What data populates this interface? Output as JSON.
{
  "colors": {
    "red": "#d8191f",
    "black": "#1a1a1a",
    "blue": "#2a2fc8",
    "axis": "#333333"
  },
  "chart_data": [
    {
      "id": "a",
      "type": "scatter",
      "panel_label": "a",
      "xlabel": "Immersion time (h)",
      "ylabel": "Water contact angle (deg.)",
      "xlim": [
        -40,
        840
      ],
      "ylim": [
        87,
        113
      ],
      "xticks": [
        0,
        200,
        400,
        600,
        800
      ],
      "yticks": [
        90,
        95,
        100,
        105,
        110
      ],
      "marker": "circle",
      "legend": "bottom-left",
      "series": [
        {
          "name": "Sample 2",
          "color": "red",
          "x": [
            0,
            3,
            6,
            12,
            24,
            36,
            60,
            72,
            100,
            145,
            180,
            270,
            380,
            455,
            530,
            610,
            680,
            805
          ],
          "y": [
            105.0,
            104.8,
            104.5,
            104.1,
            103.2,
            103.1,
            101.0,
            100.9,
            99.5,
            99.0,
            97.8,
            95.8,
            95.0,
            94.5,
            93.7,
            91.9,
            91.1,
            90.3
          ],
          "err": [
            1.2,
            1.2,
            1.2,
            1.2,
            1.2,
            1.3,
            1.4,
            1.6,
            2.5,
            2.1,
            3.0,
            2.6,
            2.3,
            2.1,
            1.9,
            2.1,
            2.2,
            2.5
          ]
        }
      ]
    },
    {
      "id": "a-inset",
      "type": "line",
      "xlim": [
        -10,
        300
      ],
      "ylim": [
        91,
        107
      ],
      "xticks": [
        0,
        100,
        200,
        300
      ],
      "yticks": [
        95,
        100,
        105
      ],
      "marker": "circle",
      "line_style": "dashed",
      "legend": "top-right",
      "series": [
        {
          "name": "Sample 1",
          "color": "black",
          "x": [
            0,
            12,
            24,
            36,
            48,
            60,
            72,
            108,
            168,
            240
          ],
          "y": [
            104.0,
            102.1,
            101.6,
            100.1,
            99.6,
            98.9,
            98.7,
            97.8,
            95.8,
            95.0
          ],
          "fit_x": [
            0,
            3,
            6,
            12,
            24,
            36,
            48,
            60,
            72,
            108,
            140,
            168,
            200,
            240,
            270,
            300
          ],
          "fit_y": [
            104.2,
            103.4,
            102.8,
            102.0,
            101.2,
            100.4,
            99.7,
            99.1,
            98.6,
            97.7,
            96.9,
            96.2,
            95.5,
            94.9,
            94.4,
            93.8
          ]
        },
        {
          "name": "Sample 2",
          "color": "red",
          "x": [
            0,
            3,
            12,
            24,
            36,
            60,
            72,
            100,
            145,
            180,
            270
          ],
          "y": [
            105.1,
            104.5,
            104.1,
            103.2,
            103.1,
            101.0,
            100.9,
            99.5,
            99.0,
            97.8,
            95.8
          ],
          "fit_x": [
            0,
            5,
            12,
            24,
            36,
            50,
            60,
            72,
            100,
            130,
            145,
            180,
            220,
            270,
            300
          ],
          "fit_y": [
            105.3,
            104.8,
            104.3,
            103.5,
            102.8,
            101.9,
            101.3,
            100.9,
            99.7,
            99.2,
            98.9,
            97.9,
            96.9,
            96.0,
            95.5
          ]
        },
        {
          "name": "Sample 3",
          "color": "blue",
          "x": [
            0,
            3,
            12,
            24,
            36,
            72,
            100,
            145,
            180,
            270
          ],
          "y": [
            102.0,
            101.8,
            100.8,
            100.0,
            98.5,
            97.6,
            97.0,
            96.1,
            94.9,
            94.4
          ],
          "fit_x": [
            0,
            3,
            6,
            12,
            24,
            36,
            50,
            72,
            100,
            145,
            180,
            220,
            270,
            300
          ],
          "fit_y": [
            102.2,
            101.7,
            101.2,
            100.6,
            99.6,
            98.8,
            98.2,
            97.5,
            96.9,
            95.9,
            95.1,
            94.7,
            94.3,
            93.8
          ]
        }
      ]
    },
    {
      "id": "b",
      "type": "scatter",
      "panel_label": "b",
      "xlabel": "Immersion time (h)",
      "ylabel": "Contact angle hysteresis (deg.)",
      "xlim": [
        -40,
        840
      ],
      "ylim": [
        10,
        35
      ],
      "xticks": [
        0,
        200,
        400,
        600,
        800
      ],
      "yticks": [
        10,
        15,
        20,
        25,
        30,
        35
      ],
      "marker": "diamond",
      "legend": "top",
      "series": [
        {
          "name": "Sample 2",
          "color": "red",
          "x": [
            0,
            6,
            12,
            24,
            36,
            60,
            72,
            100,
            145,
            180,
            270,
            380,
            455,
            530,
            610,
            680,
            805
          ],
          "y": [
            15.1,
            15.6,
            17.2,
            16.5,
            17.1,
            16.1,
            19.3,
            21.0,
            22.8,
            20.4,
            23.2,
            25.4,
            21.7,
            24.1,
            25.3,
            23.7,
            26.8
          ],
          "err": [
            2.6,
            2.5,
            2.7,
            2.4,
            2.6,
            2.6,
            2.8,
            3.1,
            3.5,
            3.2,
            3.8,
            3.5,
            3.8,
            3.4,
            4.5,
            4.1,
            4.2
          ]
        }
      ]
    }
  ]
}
▬▬▬▬▬▬▬▬▬▬
DO THIS:
Using the records above, gather all lines where the string "legend" is present.

EXERCISE RESPONSE:
      "legend": "bottom-left",
      "legend": "top-right",
      "legend": "top",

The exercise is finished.